--- Required task ---
Go through the records and extract every line with the word "海军青岛特勤疗养中心主管药师".

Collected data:
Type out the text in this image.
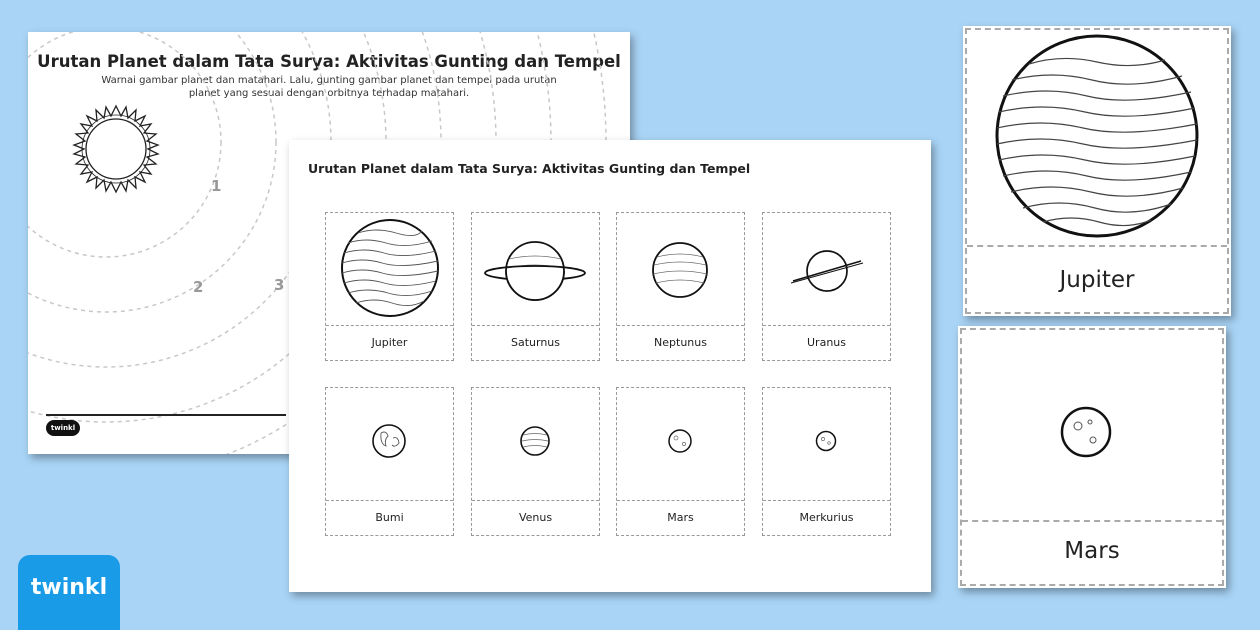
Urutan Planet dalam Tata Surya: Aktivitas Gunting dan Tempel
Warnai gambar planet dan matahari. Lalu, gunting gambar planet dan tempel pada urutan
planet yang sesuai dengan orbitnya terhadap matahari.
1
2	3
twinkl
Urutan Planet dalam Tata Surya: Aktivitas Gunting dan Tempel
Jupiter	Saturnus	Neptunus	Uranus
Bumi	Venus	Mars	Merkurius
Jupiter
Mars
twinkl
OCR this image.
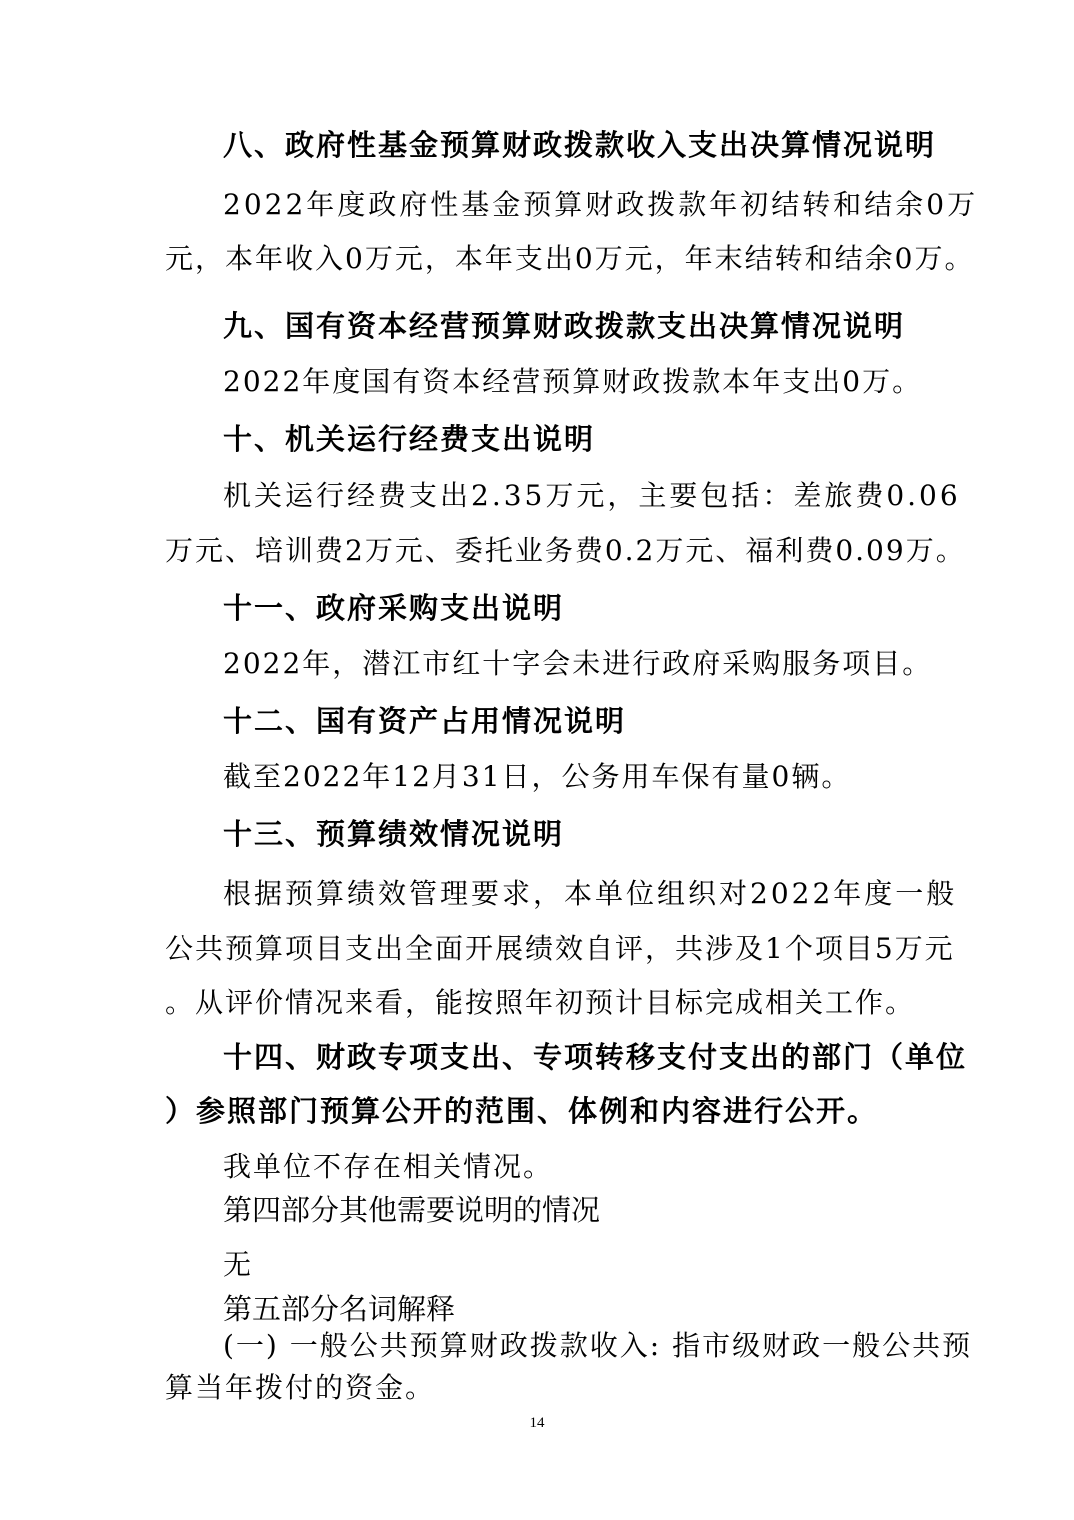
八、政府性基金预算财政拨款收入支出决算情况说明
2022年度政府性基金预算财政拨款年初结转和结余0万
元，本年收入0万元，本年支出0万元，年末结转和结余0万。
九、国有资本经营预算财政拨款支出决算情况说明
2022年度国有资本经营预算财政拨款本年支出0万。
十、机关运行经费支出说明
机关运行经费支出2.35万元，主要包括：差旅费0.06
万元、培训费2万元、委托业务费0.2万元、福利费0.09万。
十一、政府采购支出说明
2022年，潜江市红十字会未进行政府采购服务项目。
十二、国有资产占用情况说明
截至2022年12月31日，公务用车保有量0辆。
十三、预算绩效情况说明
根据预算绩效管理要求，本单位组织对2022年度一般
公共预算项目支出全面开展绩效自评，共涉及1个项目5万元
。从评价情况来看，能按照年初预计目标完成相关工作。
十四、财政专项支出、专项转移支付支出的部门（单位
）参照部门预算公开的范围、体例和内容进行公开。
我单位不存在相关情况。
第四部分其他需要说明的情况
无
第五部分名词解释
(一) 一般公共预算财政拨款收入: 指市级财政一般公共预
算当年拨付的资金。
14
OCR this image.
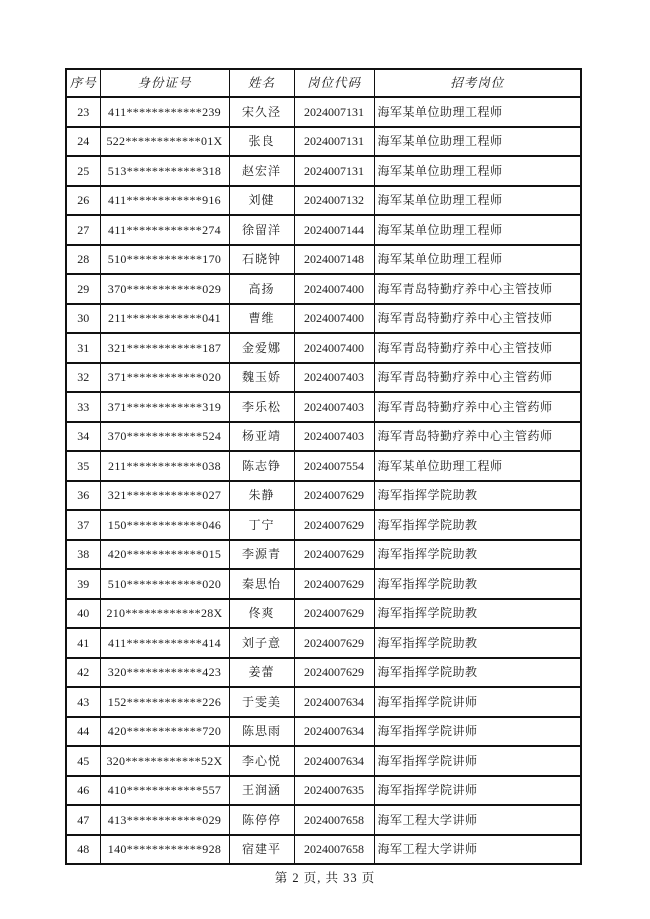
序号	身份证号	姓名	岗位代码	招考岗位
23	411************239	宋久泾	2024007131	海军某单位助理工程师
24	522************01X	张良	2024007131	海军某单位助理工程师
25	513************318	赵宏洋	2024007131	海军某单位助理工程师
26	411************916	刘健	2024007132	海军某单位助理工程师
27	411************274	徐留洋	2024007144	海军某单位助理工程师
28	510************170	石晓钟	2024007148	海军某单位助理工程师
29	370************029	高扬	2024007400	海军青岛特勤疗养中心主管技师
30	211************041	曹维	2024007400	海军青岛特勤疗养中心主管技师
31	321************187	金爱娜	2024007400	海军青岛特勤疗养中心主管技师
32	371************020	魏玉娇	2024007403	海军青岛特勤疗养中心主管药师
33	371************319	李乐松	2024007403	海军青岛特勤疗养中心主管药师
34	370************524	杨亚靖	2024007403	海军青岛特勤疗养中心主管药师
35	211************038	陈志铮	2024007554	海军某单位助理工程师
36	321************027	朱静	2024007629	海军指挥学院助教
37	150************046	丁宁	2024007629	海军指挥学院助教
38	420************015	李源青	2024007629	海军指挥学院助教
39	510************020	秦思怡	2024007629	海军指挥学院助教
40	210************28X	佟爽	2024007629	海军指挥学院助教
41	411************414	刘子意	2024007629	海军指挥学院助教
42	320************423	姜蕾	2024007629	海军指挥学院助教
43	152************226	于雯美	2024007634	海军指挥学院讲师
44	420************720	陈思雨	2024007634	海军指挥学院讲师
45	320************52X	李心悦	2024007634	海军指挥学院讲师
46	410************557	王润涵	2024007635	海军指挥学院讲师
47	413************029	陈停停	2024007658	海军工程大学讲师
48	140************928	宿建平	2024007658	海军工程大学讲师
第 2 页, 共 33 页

* * *

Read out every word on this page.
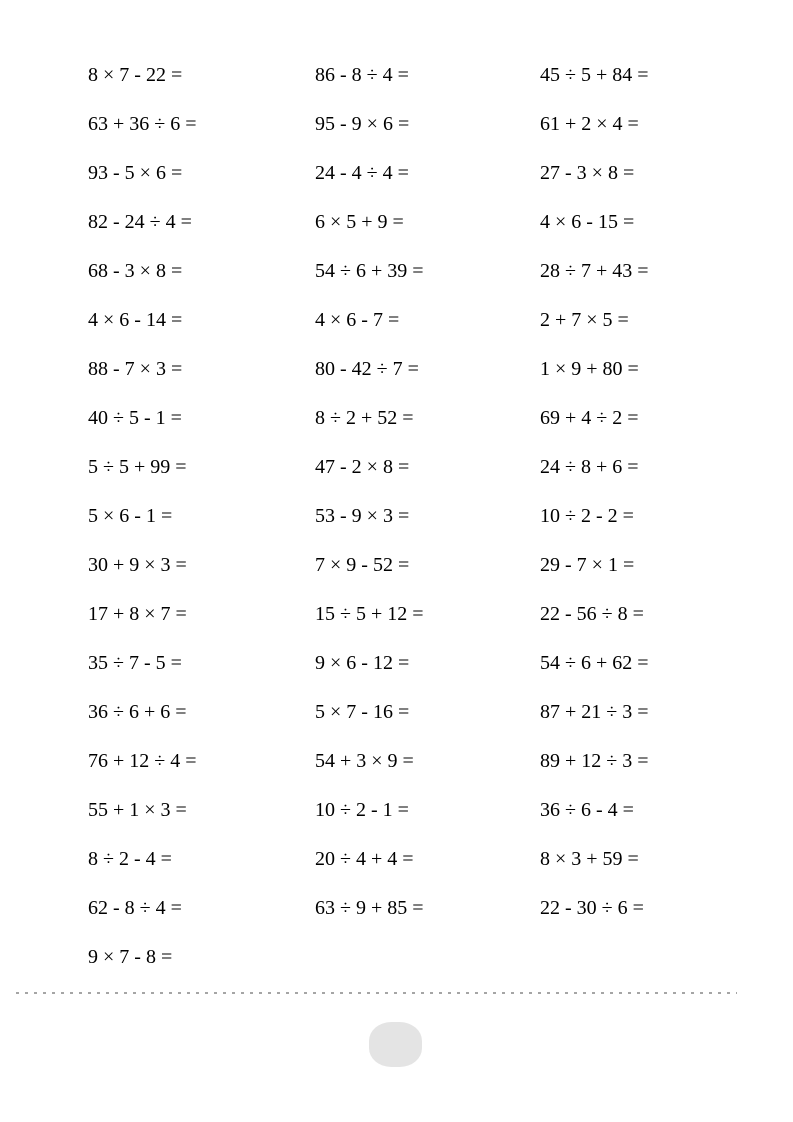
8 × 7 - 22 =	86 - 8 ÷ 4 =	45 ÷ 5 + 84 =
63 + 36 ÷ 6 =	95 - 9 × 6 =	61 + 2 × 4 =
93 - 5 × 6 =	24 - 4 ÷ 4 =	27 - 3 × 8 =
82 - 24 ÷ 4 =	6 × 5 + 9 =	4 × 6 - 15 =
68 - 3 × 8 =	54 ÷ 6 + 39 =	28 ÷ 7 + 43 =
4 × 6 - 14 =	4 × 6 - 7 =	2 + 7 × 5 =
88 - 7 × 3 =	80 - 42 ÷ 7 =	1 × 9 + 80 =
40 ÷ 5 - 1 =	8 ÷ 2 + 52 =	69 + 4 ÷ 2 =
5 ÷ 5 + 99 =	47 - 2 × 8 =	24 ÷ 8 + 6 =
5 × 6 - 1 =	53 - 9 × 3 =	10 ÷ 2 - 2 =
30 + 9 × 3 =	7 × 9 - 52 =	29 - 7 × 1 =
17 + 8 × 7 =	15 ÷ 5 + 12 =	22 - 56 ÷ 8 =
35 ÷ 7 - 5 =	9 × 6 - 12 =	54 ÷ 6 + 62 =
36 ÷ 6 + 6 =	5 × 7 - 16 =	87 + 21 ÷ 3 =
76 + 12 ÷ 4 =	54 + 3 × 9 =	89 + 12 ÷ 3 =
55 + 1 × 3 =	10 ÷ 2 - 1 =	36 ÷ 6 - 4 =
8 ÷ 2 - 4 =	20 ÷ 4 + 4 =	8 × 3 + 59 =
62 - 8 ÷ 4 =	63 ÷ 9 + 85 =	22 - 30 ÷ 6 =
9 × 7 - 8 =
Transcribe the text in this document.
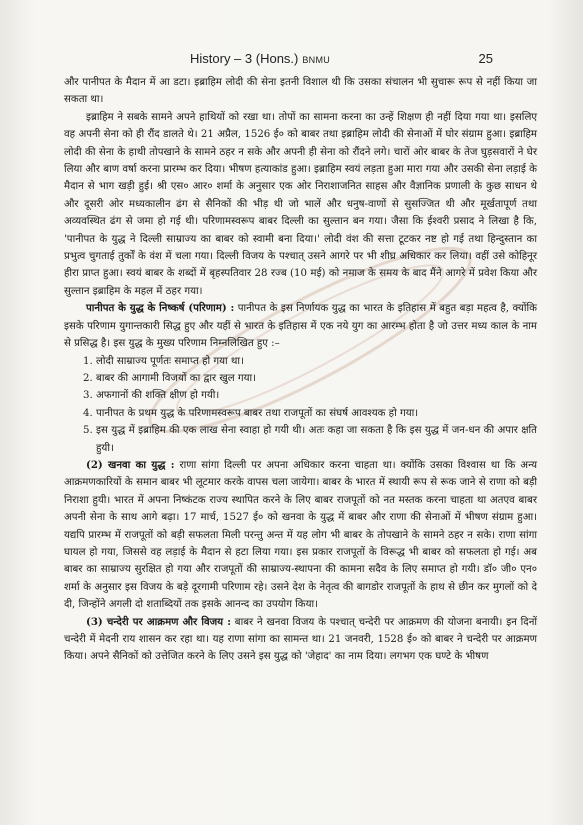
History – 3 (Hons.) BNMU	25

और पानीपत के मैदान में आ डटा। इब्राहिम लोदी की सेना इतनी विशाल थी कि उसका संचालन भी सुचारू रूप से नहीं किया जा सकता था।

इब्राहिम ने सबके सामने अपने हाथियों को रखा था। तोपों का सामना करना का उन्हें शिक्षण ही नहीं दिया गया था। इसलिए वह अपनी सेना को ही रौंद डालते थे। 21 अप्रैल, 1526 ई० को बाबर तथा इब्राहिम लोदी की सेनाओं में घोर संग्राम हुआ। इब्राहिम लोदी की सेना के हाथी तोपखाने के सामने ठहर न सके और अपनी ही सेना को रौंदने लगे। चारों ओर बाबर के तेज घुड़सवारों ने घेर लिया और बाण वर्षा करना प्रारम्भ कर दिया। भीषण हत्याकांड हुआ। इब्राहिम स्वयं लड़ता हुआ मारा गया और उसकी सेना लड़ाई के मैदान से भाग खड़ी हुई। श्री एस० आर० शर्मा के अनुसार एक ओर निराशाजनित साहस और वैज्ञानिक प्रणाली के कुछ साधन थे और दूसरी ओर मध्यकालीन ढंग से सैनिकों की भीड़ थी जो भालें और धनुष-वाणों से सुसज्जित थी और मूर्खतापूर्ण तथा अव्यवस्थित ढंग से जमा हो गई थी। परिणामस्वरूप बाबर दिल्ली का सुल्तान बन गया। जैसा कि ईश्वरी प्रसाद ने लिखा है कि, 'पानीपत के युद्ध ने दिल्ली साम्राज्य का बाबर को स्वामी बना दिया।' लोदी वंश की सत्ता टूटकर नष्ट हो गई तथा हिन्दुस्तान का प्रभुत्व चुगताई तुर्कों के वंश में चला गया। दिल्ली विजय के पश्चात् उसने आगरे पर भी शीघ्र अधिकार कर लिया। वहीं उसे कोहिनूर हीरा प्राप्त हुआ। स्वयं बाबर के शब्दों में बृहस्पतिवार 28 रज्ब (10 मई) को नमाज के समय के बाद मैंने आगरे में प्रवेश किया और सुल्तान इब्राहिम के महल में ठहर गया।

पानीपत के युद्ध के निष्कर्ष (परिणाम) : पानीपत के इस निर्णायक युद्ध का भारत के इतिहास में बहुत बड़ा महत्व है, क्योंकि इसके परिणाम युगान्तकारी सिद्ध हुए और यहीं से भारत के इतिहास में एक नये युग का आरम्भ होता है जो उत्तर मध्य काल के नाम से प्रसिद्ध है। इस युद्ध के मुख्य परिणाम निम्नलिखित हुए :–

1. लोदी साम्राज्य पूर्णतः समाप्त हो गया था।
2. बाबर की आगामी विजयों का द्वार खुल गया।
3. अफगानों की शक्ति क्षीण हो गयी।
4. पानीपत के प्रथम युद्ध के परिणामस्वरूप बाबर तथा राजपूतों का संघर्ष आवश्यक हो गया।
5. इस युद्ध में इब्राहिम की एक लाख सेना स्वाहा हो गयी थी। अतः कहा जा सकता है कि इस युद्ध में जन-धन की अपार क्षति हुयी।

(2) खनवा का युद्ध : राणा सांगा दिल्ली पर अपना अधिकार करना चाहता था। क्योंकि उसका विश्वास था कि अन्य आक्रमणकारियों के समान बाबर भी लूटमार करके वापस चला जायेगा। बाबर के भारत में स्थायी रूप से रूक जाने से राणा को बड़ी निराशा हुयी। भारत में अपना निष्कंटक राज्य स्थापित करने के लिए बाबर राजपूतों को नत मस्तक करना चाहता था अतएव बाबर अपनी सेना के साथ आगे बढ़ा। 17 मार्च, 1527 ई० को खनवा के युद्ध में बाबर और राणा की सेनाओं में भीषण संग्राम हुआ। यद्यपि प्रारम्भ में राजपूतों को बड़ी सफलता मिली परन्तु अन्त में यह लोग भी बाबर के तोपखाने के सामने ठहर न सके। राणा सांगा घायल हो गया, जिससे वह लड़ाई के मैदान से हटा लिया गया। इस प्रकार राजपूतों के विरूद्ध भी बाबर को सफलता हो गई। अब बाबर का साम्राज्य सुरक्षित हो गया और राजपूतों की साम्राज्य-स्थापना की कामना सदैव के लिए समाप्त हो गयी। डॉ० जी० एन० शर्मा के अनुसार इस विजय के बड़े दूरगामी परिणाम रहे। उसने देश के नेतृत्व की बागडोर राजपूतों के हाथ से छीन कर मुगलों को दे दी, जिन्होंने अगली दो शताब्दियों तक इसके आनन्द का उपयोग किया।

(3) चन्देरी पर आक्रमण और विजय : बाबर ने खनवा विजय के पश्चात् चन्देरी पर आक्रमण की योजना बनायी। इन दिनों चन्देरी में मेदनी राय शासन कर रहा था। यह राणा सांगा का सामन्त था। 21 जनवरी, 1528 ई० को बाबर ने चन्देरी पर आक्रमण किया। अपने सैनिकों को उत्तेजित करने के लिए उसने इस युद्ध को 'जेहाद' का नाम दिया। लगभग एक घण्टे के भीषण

--- Solution to this problem ---
32	371************020	魏玉娇	2024007403	海军青岛特勤疗养中心主管药师
33	371************319	李乐松	2024007403	海军青岛特勤疗养中心主管药师
34	370************524	杨亚靖	2024007403	海军青岛特勤疗养中心主管药师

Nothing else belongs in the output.